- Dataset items
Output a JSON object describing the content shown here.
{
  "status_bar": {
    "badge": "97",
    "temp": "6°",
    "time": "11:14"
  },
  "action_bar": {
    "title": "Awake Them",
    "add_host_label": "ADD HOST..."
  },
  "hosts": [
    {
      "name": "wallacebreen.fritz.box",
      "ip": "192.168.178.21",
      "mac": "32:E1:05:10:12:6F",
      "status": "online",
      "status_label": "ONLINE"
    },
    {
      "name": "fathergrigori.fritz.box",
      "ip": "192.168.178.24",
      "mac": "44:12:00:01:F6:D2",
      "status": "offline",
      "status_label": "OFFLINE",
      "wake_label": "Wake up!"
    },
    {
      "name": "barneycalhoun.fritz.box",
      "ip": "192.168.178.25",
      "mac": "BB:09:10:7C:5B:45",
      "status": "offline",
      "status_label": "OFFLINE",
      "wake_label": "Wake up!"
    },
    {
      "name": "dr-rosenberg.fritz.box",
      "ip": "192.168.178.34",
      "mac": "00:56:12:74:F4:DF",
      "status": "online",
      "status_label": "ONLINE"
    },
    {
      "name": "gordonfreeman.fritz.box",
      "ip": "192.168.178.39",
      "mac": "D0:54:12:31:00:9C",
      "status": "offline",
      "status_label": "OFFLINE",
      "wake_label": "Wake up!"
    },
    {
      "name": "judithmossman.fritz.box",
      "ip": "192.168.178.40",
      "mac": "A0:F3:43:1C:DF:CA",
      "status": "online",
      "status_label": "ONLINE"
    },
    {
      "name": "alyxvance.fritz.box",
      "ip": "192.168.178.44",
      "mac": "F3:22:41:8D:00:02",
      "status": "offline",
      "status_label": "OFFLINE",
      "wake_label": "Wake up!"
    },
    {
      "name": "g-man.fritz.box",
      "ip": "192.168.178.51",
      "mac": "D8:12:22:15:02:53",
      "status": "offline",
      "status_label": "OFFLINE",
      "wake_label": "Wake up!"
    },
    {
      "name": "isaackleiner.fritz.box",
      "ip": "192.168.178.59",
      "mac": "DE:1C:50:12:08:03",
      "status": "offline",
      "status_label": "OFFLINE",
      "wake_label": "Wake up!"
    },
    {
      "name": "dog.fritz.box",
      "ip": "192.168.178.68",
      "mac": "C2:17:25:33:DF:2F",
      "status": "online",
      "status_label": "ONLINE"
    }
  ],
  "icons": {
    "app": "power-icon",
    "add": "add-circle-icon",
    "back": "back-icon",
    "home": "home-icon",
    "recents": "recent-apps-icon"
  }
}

- GIVEN EXERCISE
Restate every record exactly, leaving nothing out.

- ANSWER FOR THIS EXERCISE
Output a JSON object describing the content shown here.
{
  "status_bar": {
    "badge": "97",
    "temp": "6°",
    "time": "11:14"
  },
  "action_bar": {
    "title": "Awake Them",
    "add_host_label": "ADD HOST..."
  },
  "hosts": [
    {
      "name": "wallacebreen.fritz.box",
      "ip": "192.168.178.21",
      "mac": "32:E1:05:10:12:6F",
      "status": "online",
      "status_label": "ONLINE"
    },
    {
      "name": "fathergrigori.fritz.box",
      "ip": "192.168.178.24",
      "mac": "44:12:00:01:F6:D2",
      "status": "offline",
      "status_label": "OFFLINE",
      "wake_label": "Wake up!"
    },
    {
      "name": "barneycalhoun.fritz.box",
      "ip": "192.168.178.25",
      "mac": "BB:09:10:7C:5B:45",
      "status": "offline",
      "status_label": "OFFLINE",
      "wake_label": "Wake up!"
    },
    {
      "name": "dr-rosenberg.fritz.box",
      "ip": "192.168.178.34",
      "mac": "00:56:12:74:F4:DF",
      "status": "online",
      "status_label": "ONLINE"
    },
    {
      "name": "gordonfreeman.fritz.box",
      "ip": "192.168.178.39",
      "mac": "D0:54:12:31:00:9C",
      "status": "offline",
      "status_label": "OFFLINE",
      "wake_label": "Wake up!"
    },
    {
      "name": "judithmossman.fritz.box",
      "ip": "192.168.178.40",
      "mac": "A0:F3:43:1C:DF:CA",
      "status": "online",
      "status_label": "ONLINE"
    },
    {
      "name": "alyxvance.fritz.box",
      "ip": "192.168.178.44",
      "mac": "F3:22:41:8D:00:02",
      "status": "offline",
      "status_label": "OFFLINE",
      "wake_label": "Wake up!"
    },
    {
      "name": "g-man.fritz.box",
      "ip": "192.168.178.51",
      "mac": "D8:12:22:15:02:53",
      "status": "offline",
      "status_label": "OFFLINE",
      "wake_label": "Wake up!"
    },
    {
      "name": "isaackleiner.fritz.box",
      "ip": "192.168.178.59",
      "mac": "DE:1C:50:12:08:03",
      "status": "offline",
      "status_label": "OFFLINE",
      "wake_label": "Wake up!"
    },
    {
      "name": "dog.fritz.box",
      "ip": "192.168.178.68",
      "mac": "C2:17:25:33:DF:2F",
      "status": "online",
      "status_label": "ONLINE"
    }
  ],
  "icons": {
    "app": "power-icon",
    "add": "add-circle-icon",
    "back": "back-icon",
    "home": "home-icon",
    "recents": "recent-apps-icon"
  }
}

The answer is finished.